EXERCISE TASK —
Reproduce every entry exactly.

RECORD LIST —

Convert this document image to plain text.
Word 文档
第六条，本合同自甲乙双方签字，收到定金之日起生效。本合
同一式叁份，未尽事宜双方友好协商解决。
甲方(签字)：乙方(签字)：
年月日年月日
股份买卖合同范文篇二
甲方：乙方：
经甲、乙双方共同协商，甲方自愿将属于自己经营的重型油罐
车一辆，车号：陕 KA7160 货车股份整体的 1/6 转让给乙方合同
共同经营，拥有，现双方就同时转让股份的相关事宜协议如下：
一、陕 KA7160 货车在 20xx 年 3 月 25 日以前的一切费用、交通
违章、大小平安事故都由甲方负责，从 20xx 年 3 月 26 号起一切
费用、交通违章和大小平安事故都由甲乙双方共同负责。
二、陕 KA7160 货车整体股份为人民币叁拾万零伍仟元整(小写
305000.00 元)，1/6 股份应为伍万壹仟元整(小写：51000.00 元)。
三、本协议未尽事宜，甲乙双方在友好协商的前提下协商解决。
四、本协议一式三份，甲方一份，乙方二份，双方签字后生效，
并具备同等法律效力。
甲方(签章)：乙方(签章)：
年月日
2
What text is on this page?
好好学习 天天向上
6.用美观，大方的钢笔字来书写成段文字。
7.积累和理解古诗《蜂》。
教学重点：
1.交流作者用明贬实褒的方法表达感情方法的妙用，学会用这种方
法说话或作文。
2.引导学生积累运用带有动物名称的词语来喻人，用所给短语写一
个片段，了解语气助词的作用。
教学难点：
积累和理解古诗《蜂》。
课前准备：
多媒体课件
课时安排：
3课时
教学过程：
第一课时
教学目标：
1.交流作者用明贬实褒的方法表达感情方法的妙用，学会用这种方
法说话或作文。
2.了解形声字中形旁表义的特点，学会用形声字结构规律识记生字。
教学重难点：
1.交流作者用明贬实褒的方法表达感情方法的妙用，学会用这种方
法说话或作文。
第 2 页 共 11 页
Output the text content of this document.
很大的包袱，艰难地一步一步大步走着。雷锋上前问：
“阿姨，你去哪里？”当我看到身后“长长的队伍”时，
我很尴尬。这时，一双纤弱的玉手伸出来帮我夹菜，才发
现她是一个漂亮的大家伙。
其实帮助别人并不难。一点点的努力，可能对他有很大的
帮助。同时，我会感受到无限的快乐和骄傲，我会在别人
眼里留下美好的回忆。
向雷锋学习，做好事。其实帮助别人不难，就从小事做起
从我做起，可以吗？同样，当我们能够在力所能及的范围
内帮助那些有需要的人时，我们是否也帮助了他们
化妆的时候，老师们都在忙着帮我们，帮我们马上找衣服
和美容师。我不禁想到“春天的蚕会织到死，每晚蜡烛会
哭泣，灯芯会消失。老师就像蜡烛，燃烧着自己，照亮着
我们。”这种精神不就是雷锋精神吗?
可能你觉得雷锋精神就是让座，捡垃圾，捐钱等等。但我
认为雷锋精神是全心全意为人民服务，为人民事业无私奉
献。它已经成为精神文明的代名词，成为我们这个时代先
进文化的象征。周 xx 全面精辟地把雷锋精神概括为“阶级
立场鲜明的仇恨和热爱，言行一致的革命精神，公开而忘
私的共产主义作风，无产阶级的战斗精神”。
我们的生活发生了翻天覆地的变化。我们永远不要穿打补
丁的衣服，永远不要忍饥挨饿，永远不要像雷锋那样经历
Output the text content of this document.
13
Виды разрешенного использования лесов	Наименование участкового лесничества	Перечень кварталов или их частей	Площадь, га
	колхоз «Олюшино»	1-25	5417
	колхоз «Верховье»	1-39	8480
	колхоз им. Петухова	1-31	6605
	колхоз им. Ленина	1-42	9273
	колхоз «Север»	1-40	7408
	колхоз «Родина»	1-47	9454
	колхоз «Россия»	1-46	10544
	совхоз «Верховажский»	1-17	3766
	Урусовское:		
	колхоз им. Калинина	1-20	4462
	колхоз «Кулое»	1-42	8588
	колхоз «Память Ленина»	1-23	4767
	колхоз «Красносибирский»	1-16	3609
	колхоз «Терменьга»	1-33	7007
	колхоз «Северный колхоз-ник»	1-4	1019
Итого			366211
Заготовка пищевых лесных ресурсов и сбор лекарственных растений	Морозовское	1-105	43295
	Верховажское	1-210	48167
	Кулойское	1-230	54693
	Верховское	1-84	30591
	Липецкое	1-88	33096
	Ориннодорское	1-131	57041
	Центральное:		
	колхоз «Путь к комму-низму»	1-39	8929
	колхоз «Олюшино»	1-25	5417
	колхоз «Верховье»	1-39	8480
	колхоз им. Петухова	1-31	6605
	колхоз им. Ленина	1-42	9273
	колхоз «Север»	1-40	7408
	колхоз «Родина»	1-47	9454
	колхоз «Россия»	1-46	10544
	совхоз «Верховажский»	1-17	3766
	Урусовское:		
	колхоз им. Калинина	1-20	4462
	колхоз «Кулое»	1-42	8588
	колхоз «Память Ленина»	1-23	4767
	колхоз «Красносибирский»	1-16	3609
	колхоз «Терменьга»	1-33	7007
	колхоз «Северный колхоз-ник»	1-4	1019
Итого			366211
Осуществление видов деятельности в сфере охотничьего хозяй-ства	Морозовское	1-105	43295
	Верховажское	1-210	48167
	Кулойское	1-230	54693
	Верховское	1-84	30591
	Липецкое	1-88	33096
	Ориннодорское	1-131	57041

OUTPUT OF THE EXERCISE —
Convert this document image to plain text.
Word 文档
第六条，本合同自甲乙双方签字，收到定金之日起生效。本合
同一式叁份，未尽事宜双方友好协商解决。
甲方(签字)：乙方(签字)：
年月日年月日
股份买卖合同范文篇二
甲方：乙方：
经甲、乙双方共同协商，甲方自愿将属于自己经营的重型油罐
车一辆，车号：陕 KA7160 货车股份整体的 1/6 转让给乙方合同
共同经营，拥有，现双方就同时转让股份的相关事宜协议如下：
一、陕 KA7160 货车在 20xx 年 3 月 25 日以前的一切费用、交通
违章、大小平安事故都由甲方负责，从 20xx 年 3 月 26 号起一切
费用、交通违章和大小平安事故都由甲乙双方共同负责。
二、陕 KA7160 货车整体股份为人民币叁拾万零伍仟元整(小写
305000.00 元)，1/6 股份应为伍万壹仟元整(小写：51000.00 元)。
三、本协议未尽事宜，甲乙双方在友好协商的前提下协商解决。
四、本协议一式三份，甲方一份，乙方二份，双方签字后生效，
并具备同等法律效力。
甲方(签章)：乙方(签章)：
年月日
2
What text is on this page?
好好学习 天天向上
6.用美观，大方的钢笔字来书写成段文字。
7.积累和理解古诗《蜂》。
教学重点：
1.交流作者用明贬实褒的方法表达感情方法的妙用，学会用这种方
法说话或作文。
2.引导学生积累运用带有动物名称的词语来喻人，用所给短语写一
个片段，了解语气助词的作用。
教学难点：
积累和理解古诗《蜂》。
课前准备：
多媒体课件
课时安排：
3课时
教学过程：
第一课时
教学目标：
1.交流作者用明贬实褒的方法表达感情方法的妙用，学会用这种方
法说话或作文。
2.了解形声字中形旁表义的特点，学会用形声字结构规律识记生字。
教学重难点：
1.交流作者用明贬实褒的方法表达感情方法的妙用，学会用这种方
法说话或作文。
第 2 页 共 11 页
Output the text content of this document.
很大的包袱，艰难地一步一步大步走着。雷锋上前问：
“阿姨，你去哪里？”当我看到身后“长长的队伍”时，
我很尴尬。这时，一双纤弱的玉手伸出来帮我夹菜，才发
现她是一个漂亮的大家伙。
其实帮助别人并不难。一点点的努力，可能对他有很大的
帮助。同时，我会感受到无限的快乐和骄傲，我会在别人
眼里留下美好的回忆。
向雷锋学习，做好事。其实帮助别人不难，就从小事做起
从我做起，可以吗？同样，当我们能够在力所能及的范围
内帮助那些有需要的人时，我们是否也帮助了他们
化妆的时候，老师们都在忙着帮我们，帮我们马上找衣服
和美容师。我不禁想到“春天的蚕会织到死，每晚蜡烛会
哭泣，灯芯会消失。老师就像蜡烛，燃烧着自己，照亮着
我们。”这种精神不就是雷锋精神吗?
可能你觉得雷锋精神就是让座，捡垃圾，捐钱等等。但我
认为雷锋精神是全心全意为人民服务，为人民事业无私奉
献。它已经成为精神文明的代名词，成为我们这个时代先
进文化的象征。周 xx 全面精辟地把雷锋精神概括为“阶级
立场鲜明的仇恨和热爱，言行一致的革命精神，公开而忘
私的共产主义作风，无产阶级的战斗精神”。
我们的生活发生了翻天覆地的变化。我们永远不要穿打补
丁的衣服，永远不要忍饥挨饿，永远不要像雷锋那样经历
Output the text content of this document.
13
Виды разрешенного использования лесов	Наименование участкового лесничества	Перечень кварталов или их частей	Площадь, га
	колхоз «Олюшино»	1-25	5417
	колхоз «Верховье»	1-39	8480
	колхоз им. Петухова	1-31	6605
	колхоз им. Ленина	1-42	9273
	колхоз «Север»	1-40	7408
	колхоз «Родина»	1-47	9454
	колхоз «Россия»	1-46	10544
	совхоз «Верховажский»	1-17	3766
	Урусовское:		
	колхоз им. Калинина	1-20	4462
	колхоз «Кулое»	1-42	8588
	колхоз «Память Ленина»	1-23	4767
	колхоз «Красносибирский»	1-16	3609
	колхоз «Терменьга»	1-33	7007
	колхоз «Северный колхоз-ник»	1-4	1019
Итого			366211
Заготовка пищевых лесных ресурсов и сбор лекарственных растений	Морозовское	1-105	43295
	Верховажское	1-210	48167
	Кулойское	1-230	54693
	Верховское	1-84	30591
	Липецкое	1-88	33096
	Ориннодорское	1-131	57041
	Центральное:		
	колхоз «Путь к комму-низму»	1-39	8929
	колхоз «Олюшино»	1-25	5417
	колхоз «Верховье»	1-39	8480
	колхоз им. Петухова	1-31	6605
	колхоз им. Ленина	1-42	9273
	колхоз «Север»	1-40	7408
	колхоз «Родина»	1-47	9454
	колхоз «Россия»	1-46	10544
	совхоз «Верховажский»	1-17	3766
	Урусовское:		
	колхоз им. Калинина	1-20	4462
	колхоз «Кулое»	1-42	8588
	колхоз «Память Ленина»	1-23	4767
	колхоз «Красносибирский»	1-16	3609
	колхоз «Терменьга»	1-33	7007
	колхоз «Северный колхоз-ник»	1-4	1019
Итого			366211
Осуществление видов деятельности в сфере охотничьего хозяй-ства	Морозовское	1-105	43295
	Верховажское	1-210	48167
	Кулойское	1-230	54693
	Верховское	1-84	30591
	Липецкое	1-88	33096
	Ориннодорское	1-131	57041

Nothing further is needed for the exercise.